- Given task: Pull out every line from the listing that has the word "高訂價方式".
┏━━
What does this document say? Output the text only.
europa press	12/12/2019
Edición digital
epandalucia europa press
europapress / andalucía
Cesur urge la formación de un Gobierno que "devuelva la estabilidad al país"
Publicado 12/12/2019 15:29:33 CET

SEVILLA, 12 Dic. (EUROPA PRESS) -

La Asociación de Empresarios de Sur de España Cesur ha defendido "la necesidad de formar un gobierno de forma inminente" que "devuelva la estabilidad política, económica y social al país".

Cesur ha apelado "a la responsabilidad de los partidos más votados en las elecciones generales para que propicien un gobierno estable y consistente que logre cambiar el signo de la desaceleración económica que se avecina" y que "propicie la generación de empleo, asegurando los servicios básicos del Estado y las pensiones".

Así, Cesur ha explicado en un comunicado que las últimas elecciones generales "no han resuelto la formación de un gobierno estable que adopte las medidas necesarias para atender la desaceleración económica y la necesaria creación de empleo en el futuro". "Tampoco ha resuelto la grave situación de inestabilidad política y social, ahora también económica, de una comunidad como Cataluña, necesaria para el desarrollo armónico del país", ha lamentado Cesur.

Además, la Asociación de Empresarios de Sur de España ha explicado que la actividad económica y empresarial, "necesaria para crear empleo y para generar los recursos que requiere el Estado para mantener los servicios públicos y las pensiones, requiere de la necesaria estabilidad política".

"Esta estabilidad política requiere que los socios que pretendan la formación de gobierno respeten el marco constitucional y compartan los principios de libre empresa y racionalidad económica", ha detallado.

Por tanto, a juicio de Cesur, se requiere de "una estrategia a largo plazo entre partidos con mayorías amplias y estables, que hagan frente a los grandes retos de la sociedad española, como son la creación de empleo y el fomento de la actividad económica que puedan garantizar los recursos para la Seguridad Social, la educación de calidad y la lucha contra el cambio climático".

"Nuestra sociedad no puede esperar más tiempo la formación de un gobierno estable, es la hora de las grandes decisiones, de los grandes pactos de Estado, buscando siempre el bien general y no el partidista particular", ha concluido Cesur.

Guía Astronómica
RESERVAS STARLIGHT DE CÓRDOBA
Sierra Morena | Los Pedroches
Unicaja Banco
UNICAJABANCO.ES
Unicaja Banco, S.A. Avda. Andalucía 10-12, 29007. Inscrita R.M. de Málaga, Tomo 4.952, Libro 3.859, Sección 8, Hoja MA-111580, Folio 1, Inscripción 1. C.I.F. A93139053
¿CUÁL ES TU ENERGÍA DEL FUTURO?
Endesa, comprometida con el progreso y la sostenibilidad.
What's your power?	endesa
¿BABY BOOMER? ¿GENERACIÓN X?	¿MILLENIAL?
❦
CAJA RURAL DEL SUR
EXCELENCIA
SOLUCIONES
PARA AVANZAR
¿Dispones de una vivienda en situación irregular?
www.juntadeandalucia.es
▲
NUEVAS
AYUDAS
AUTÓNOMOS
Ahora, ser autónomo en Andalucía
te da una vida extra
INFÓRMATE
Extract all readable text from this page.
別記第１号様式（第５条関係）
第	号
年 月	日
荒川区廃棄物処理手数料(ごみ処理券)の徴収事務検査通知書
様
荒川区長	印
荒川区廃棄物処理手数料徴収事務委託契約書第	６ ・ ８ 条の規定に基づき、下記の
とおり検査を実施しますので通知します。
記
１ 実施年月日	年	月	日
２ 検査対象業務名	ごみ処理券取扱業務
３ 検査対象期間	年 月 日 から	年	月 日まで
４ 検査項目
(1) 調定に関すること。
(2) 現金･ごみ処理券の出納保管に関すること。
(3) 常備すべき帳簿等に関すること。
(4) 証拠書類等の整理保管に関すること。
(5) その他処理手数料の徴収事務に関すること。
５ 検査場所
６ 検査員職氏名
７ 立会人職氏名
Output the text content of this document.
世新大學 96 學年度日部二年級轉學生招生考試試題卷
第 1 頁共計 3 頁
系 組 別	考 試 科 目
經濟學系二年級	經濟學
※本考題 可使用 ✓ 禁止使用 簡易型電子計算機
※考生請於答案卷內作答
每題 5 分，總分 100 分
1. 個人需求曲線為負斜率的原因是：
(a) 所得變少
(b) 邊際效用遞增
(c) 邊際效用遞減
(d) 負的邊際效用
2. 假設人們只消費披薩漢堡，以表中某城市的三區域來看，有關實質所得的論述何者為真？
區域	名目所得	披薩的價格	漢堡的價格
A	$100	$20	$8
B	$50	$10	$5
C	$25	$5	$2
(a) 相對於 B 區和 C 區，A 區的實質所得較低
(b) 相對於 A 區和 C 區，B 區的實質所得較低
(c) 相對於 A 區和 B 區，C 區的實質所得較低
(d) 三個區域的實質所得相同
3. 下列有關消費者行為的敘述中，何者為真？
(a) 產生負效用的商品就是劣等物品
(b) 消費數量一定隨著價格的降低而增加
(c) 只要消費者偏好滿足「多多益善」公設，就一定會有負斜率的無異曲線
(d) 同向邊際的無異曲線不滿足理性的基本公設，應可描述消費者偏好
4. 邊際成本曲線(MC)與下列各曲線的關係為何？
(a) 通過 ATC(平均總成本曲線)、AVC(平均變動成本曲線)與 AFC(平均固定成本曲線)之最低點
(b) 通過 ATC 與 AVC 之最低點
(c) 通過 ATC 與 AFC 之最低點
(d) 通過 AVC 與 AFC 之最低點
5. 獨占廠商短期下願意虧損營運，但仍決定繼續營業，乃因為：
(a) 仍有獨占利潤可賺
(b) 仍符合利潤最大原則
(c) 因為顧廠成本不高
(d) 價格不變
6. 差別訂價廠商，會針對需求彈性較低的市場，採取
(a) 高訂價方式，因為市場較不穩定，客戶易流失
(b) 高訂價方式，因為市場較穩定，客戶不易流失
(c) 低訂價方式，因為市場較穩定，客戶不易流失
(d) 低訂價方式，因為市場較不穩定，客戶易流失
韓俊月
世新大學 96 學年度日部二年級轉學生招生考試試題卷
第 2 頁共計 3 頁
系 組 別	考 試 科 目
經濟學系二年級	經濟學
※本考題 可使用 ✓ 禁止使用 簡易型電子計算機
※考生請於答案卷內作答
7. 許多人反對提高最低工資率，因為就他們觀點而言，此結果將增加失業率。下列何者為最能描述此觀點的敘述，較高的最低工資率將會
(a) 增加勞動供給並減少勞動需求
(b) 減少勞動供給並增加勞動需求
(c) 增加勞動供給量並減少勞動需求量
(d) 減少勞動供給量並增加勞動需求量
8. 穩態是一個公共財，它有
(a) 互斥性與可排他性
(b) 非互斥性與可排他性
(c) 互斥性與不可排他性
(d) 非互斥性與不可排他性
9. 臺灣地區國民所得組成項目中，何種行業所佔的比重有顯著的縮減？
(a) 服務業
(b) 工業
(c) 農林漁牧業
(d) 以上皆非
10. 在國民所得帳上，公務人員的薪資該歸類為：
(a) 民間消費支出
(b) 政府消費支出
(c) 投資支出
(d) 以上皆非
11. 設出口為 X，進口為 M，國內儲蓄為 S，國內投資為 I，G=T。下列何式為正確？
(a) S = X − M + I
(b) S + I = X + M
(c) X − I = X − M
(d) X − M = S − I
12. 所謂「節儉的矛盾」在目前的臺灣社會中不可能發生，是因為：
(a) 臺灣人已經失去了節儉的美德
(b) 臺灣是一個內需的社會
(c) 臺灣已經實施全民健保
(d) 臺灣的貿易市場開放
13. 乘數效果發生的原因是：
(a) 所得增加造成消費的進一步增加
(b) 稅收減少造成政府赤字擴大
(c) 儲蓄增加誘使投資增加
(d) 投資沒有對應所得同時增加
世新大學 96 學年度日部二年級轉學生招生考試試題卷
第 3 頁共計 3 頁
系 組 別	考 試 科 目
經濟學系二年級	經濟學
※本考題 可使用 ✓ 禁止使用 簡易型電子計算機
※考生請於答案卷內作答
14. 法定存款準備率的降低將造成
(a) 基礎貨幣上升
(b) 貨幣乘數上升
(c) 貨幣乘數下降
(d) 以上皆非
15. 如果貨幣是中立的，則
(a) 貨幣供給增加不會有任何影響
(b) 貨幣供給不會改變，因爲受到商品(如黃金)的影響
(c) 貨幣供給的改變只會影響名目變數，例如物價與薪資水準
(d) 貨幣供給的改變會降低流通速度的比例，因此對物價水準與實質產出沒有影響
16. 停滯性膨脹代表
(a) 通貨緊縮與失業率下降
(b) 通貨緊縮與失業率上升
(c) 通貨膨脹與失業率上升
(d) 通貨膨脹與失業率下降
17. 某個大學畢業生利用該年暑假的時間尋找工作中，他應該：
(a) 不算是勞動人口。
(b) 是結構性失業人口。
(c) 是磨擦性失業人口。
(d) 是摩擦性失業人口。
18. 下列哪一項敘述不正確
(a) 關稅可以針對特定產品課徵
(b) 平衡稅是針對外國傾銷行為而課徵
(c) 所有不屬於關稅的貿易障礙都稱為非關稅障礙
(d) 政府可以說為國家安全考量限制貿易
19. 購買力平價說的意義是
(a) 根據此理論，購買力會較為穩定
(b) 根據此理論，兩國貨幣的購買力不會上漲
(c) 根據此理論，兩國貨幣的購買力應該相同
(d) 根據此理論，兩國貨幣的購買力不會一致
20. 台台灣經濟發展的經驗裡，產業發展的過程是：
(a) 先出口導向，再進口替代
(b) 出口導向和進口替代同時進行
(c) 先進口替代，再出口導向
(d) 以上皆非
┗━━
- Response to this task:
(a) 高訂價方式，因為市場較不穩定，客戶易流失
(b) 高訂價方式，因為市場較穩定，客戶不易流失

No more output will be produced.